[Records from a data collection]
☆ ☆ ☆ ☆ ☆

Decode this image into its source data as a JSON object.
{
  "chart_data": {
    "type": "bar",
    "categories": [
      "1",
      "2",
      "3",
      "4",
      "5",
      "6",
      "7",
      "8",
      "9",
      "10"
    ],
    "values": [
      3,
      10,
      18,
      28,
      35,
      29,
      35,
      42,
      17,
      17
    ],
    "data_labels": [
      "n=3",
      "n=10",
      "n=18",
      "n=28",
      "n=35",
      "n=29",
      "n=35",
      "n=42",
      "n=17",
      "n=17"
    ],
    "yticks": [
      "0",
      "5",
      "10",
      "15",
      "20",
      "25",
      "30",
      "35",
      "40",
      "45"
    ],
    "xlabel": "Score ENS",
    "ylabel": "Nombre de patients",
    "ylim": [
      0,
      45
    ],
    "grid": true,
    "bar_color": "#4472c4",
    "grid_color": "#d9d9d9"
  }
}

☆ ☆ ☆ ☆ ☆

Would you be able to transcribe every line of the data exactly?

Answer space
Decode this image into its source data as a JSON object.
{
  "chart_data": {
    "type": "bar",
    "categories": [
      "1",
      "2",
      "3",
      "4",
      "5",
      "6",
      "7",
      "8",
      "9",
      "10"
    ],
    "values": [
      3,
      10,
      18,
      28,
      35,
      29,
      35,
      42,
      17,
      17
    ],
    "data_labels": [
      "n=3",
      "n=10",
      "n=18",
      "n=28",
      "n=35",
      "n=29",
      "n=35",
      "n=42",
      "n=17",
      "n=17"
    ],
    "yticks": [
      "0",
      "5",
      "10",
      "15",
      "20",
      "25",
      "30",
      "35",
      "40",
      "45"
    ],
    "xlabel": "Score ENS",
    "ylabel": "Nombre de patients",
    "ylim": [
      0,
      45
    ],
    "grid": true,
    "bar_color": "#4472c4",
    "grid_color": "#d9d9d9"
  }
}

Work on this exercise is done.